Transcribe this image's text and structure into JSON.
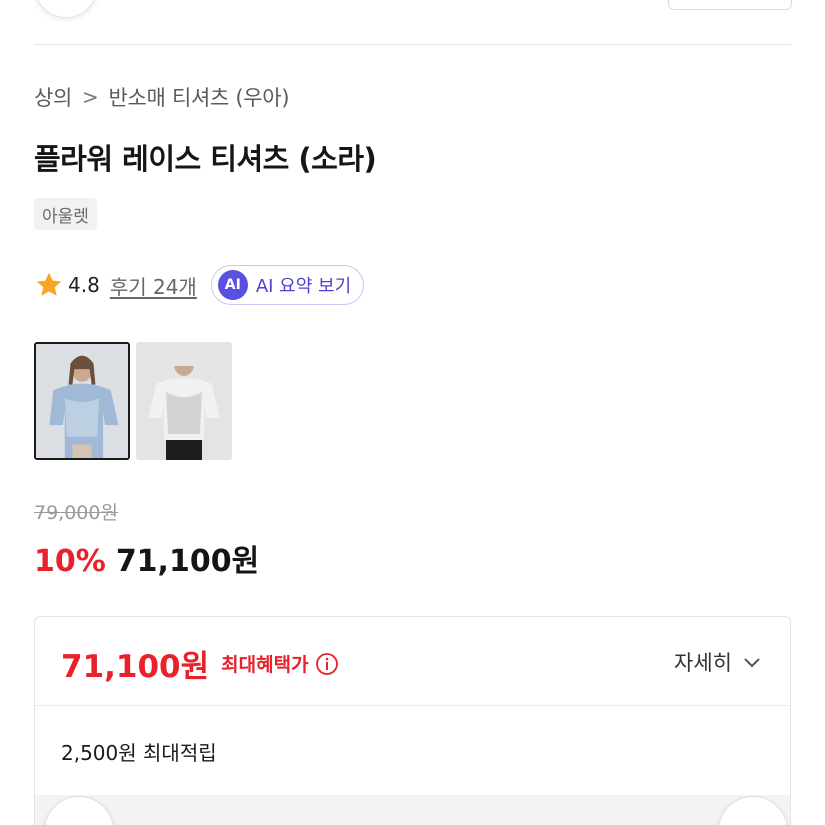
{
  "breadcrumb": {
    "category": "상의",
    "subcategory": "반소매 티셔츠 (우아)"
  },
  "product": {
    "title": "플라워 레이스 티셔츠 (소라)",
    "brand_tag": "아울렛"
  },
  "rating": {
    "score": "4.8",
    "reviews_label": "후기 24개",
    "ai_badge": "AI",
    "ai_summary_label": "AI 요약 보기"
  },
  "thumbnails": [
    {
      "alt": "product-photo-1",
      "selected": true
    },
    {
      "alt": "product-photo-2",
      "selected": false
    }
  ],
  "pricing": {
    "original_price": "79,000원",
    "discount_rate": "10%",
    "sale_price": "71,100원"
  },
  "benefit": {
    "max_price": "71,100원",
    "max_benefit_label": "최대혜택가",
    "details_label": "자세히",
    "points_text": "2,500원 최대적립"
  },
  "colors": {
    "accent_red": "#e8212a",
    "ai_purple": "#5a50e0",
    "star_orange": "#f6a623"
  },
  "icons": [
    "star-icon",
    "ai-icon",
    "info-icon",
    "chevron-down-icon",
    "chevron-right-icon"
  ]
}
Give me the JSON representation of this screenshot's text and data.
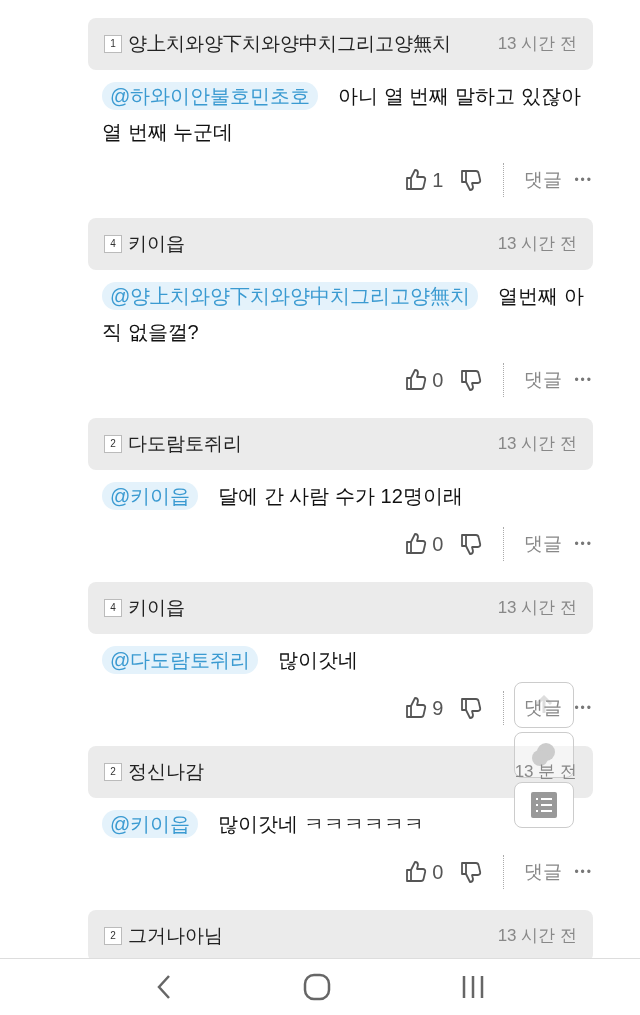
{
  "comments": [
    {
      "level": "1",
      "author": "양上치와양下치와양中치그리고양無치",
      "time": "13 시간 전",
      "mention": "@하와이안불호민초호",
      "lines": [
        "아니 열 번째 말하고 있잖아",
        "열 번째 누군데"
      ],
      "likes": "1",
      "reply": "댓글",
      "more": "•••"
    },
    {
      "level": "4",
      "author": "키이읍",
      "time": "13 시간 전",
      "mention": "@양上치와양下치와양中치그리고양無치",
      "lines": [
        "열번째 아",
        "직 없을껄?"
      ],
      "likes": "0",
      "reply": "댓글",
      "more": "•••"
    },
    {
      "level": "2",
      "author": "다도람토쥐리",
      "time": "13 시간 전",
      "mention": "@키이읍",
      "lines": [
        "달에 간 사람 수가 12명이래"
      ],
      "likes": "0",
      "reply": "댓글",
      "more": "•••"
    },
    {
      "level": "4",
      "author": "키이읍",
      "time": "13 시간 전",
      "mention": "@다도람토쥐리",
      "lines": [
        "많이갓네"
      ],
      "likes": "9",
      "reply": "댓글",
      "more": "•••"
    },
    {
      "level": "2",
      "author": "정신나감",
      "time": "13 분 전",
      "mention": "@키이읍",
      "lines": [
        "많이갓네 ㅋㅋㅋㅋㅋㅋ"
      ],
      "likes": "0",
      "reply": "댓글",
      "more": "•••"
    },
    {
      "level": "2",
      "author": "그거나아님",
      "time": "13 시간 전"
    }
  ]
}
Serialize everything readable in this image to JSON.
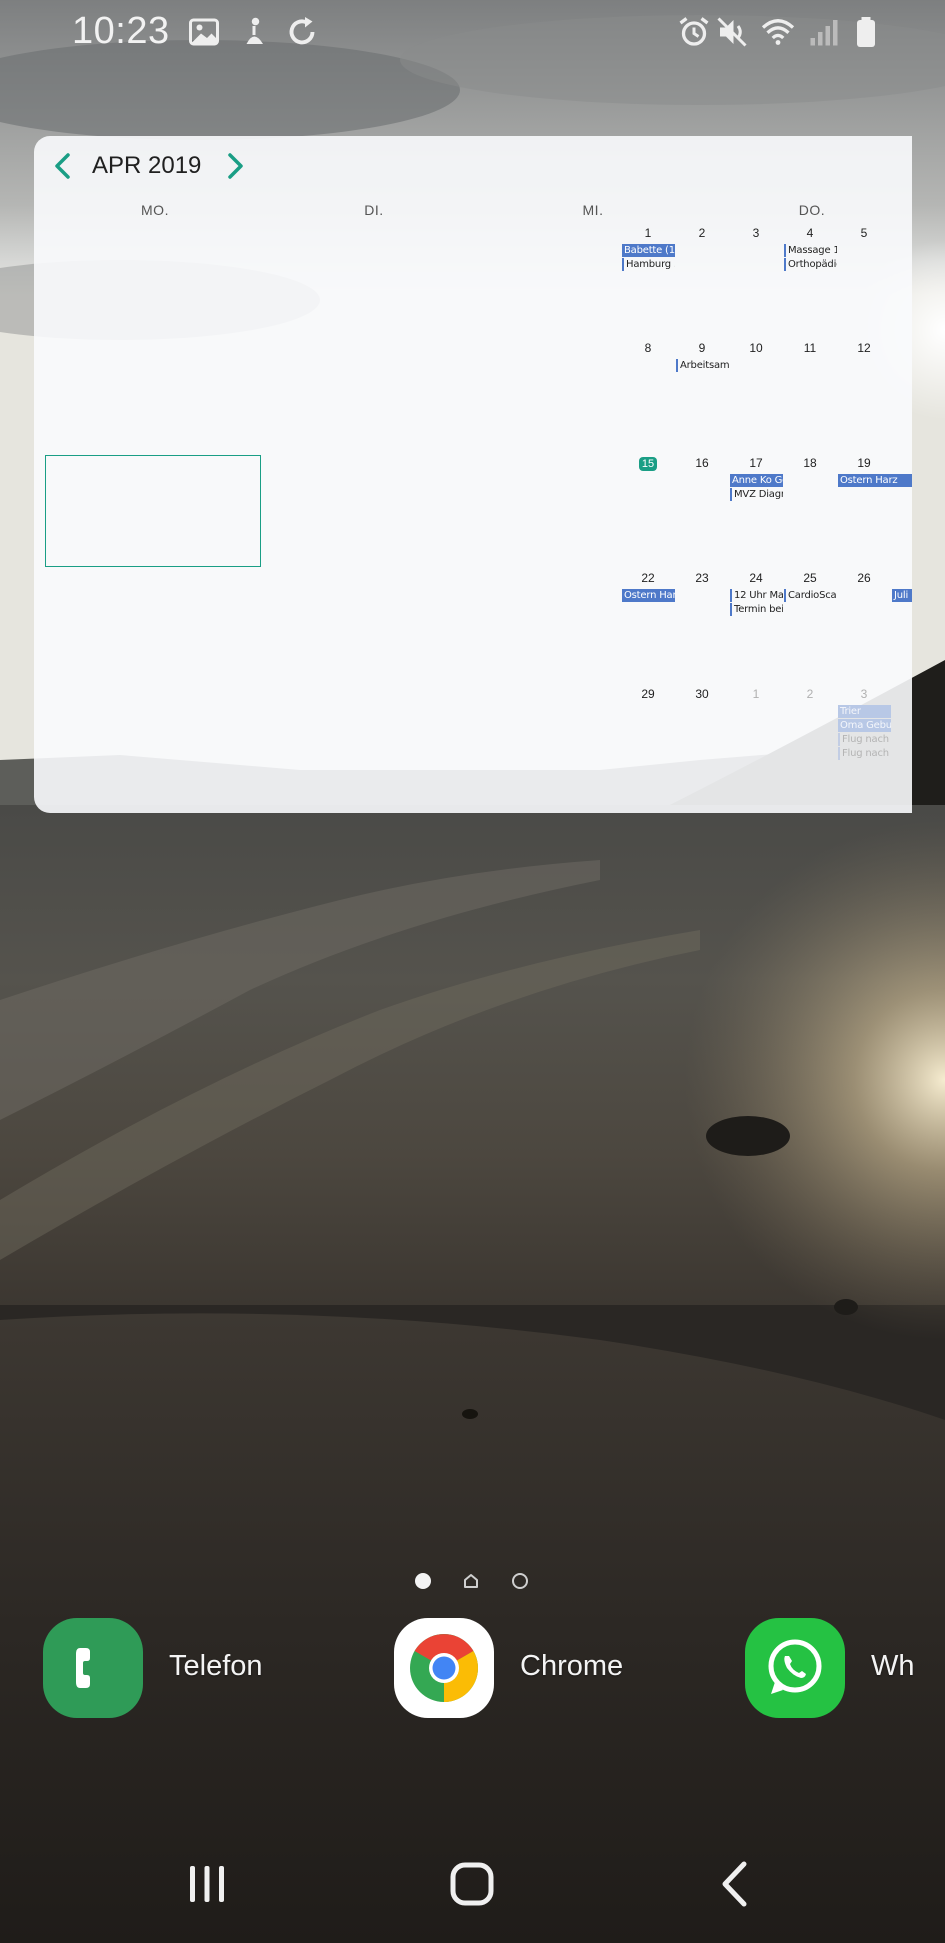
{
  "status_bar": {
    "time": "10:23",
    "left_icons": [
      "image-icon",
      "notification-icon",
      "sync-icon"
    ],
    "right_icons": [
      "alarm-icon",
      "mute-icon",
      "wifi-icon",
      "signal-icon",
      "battery-icon"
    ]
  },
  "calendar_widget": {
    "month_title": "APR 2019",
    "accent_color": "#1a9e85",
    "event_color": "#4e79c9",
    "weekdays": [
      "MO.",
      "DI.",
      "MI.",
      "DO."
    ],
    "weeks": [
      {
        "days": [
          {
            "num": "1",
            "events": [
              {
                "text": "Babette (1!",
                "style": "fill"
              },
              {
                "text": "Hamburg .",
                "style": "line"
              }
            ]
          },
          {
            "num": "2",
            "events": []
          },
          {
            "num": "3",
            "events": []
          },
          {
            "num": "4",
            "events": [
              {
                "text": "Massage 1",
                "style": "line"
              },
              {
                "text": "Orthopädie",
                "style": "line"
              }
            ]
          },
          {
            "num": "5",
            "events": []
          }
        ]
      },
      {
        "days": [
          {
            "num": "8",
            "events": []
          },
          {
            "num": "9",
            "events": [
              {
                "text": "Arbeitsamt",
                "style": "line"
              }
            ]
          },
          {
            "num": "10",
            "events": []
          },
          {
            "num": "11",
            "events": []
          },
          {
            "num": "12",
            "events": []
          }
        ]
      },
      {
        "days": [
          {
            "num": "15",
            "today": true,
            "events": []
          },
          {
            "num": "16",
            "events": []
          },
          {
            "num": "17",
            "events": [
              {
                "text": "Anne Ko Ge",
                "style": "fill"
              },
              {
                "text": "MVZ Diagr",
                "style": "line"
              }
            ]
          },
          {
            "num": "18",
            "events": []
          },
          {
            "num": "19",
            "events": [
              {
                "text": "Ostern Harz",
                "style": "fill",
                "span": true
              }
            ]
          }
        ]
      },
      {
        "days": [
          {
            "num": "22",
            "events": [
              {
                "text": "Ostern Har",
                "style": "fill"
              }
            ]
          },
          {
            "num": "23",
            "events": []
          },
          {
            "num": "24",
            "events": [
              {
                "text": "12 Uhr Ma:",
                "style": "line"
              },
              {
                "text": "Termin bei",
                "style": "line"
              }
            ]
          },
          {
            "num": "25",
            "events": [
              {
                "text": "CardioScar",
                "style": "line"
              }
            ]
          },
          {
            "num": "26",
            "events": [
              {
                "text": "Juli",
                "style": "fill",
                "offset": true
              }
            ]
          }
        ]
      },
      {
        "days": [
          {
            "num": "29",
            "events": []
          },
          {
            "num": "30",
            "events": []
          },
          {
            "num": "1",
            "muted": true,
            "events": []
          },
          {
            "num": "2",
            "muted": true,
            "events": []
          },
          {
            "num": "3",
            "muted": true,
            "events": [
              {
                "text": "Trier",
                "style": "fill",
                "faded": true
              },
              {
                "text": "Oma Gebui",
                "style": "fill",
                "faded": true
              },
              {
                "text": "Flug nach I",
                "style": "line",
                "faded": true
              },
              {
                "text": "Flug nach I",
                "style": "line",
                "faded": true
              }
            ]
          }
        ]
      }
    ]
  },
  "page_indicator": {
    "pages": [
      "dot",
      "home",
      "ring"
    ],
    "active_index": 0
  },
  "dock": {
    "apps": [
      {
        "label": "Telefon",
        "icon": "phone-icon",
        "color": "#2f9b57"
      },
      {
        "label": "Chrome",
        "icon": "chrome-icon",
        "color": "#ffffff"
      },
      {
        "label": "Wh",
        "icon": "whatsapp-icon",
        "color": "#25c243"
      }
    ]
  },
  "navigation_bar": {
    "buttons": [
      "recent-apps-icon",
      "home-icon",
      "back-icon"
    ]
  }
}
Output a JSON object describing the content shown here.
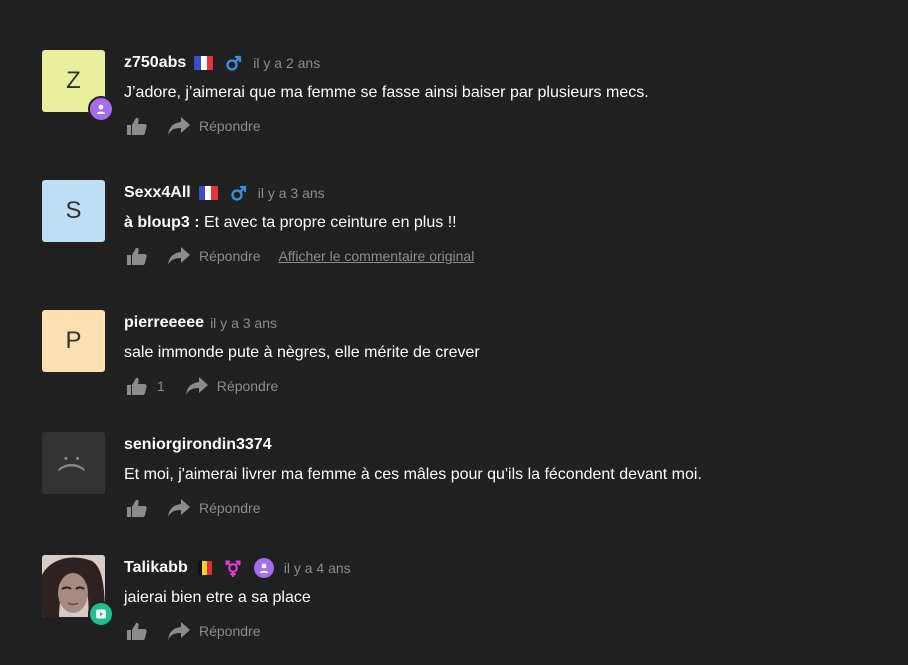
{
  "comments": [
    {
      "avatar_letter": "Z",
      "avatar_color": "#e9ef9c",
      "username": "z750abs",
      "flag": "france",
      "gender": "male",
      "time": "il y a 2 ans",
      "text": "J’adore, j’aimerai que ma femme se fasse ainsi baiser par plusieurs mecs.",
      "reply_label": "Répondre"
    },
    {
      "avatar_letter": "S",
      "avatar_color": "#bfdff7",
      "username": "Sexx4All",
      "flag": "france",
      "gender": "male",
      "time": "il y a 3 ans",
      "mention": "à bloup3 :",
      "text": " Et avec ta propre ceinture en plus !!",
      "reply_label": "Répondre",
      "original_link": "Afficher le commentaire original"
    },
    {
      "avatar_letter": "P",
      "avatar_color": "#fde0b2",
      "username": "pierreeeee",
      "time": "il y a 3 ans",
      "text": "sale immonde pute à nègres, elle mérite de crever",
      "likes": "1",
      "reply_label": "Répondre"
    },
    {
      "avatar_face": ":(",
      "username": "seniorgirondin3374",
      "text": "Et moi, j'aimerai livrer ma femme à ces mâles pour qu'ils la fécondent devant moi.",
      "reply_label": "Répondre"
    },
    {
      "username": "Talikabb",
      "flag": "belgium",
      "gender": "transgender",
      "time": "il y a 4 ans",
      "text": "jaierai bien etre a sa place",
      "reply_label": "Répondre"
    }
  ],
  "colors": {
    "background": "#202020",
    "muted": "#8c8c8c",
    "badge_purple": "#a56cf0",
    "badge_green": "#1fbf8f",
    "male_blue": "#3d8fe0",
    "trans_pink": "#e23ad8"
  }
}
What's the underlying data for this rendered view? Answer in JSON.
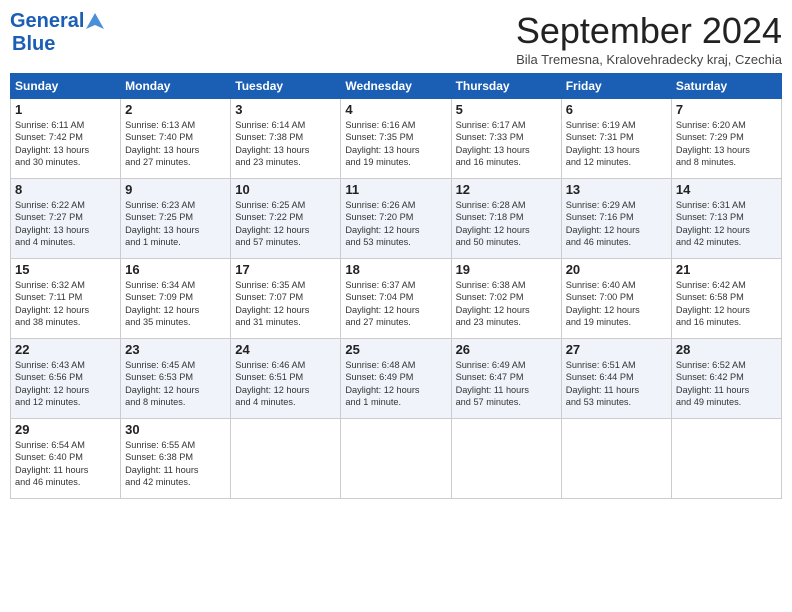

Stated exercise:
In the entries above, count each line holding "양上치와양下치와양中치그리고양無치" and report the total and nothing more.

Complete output:
2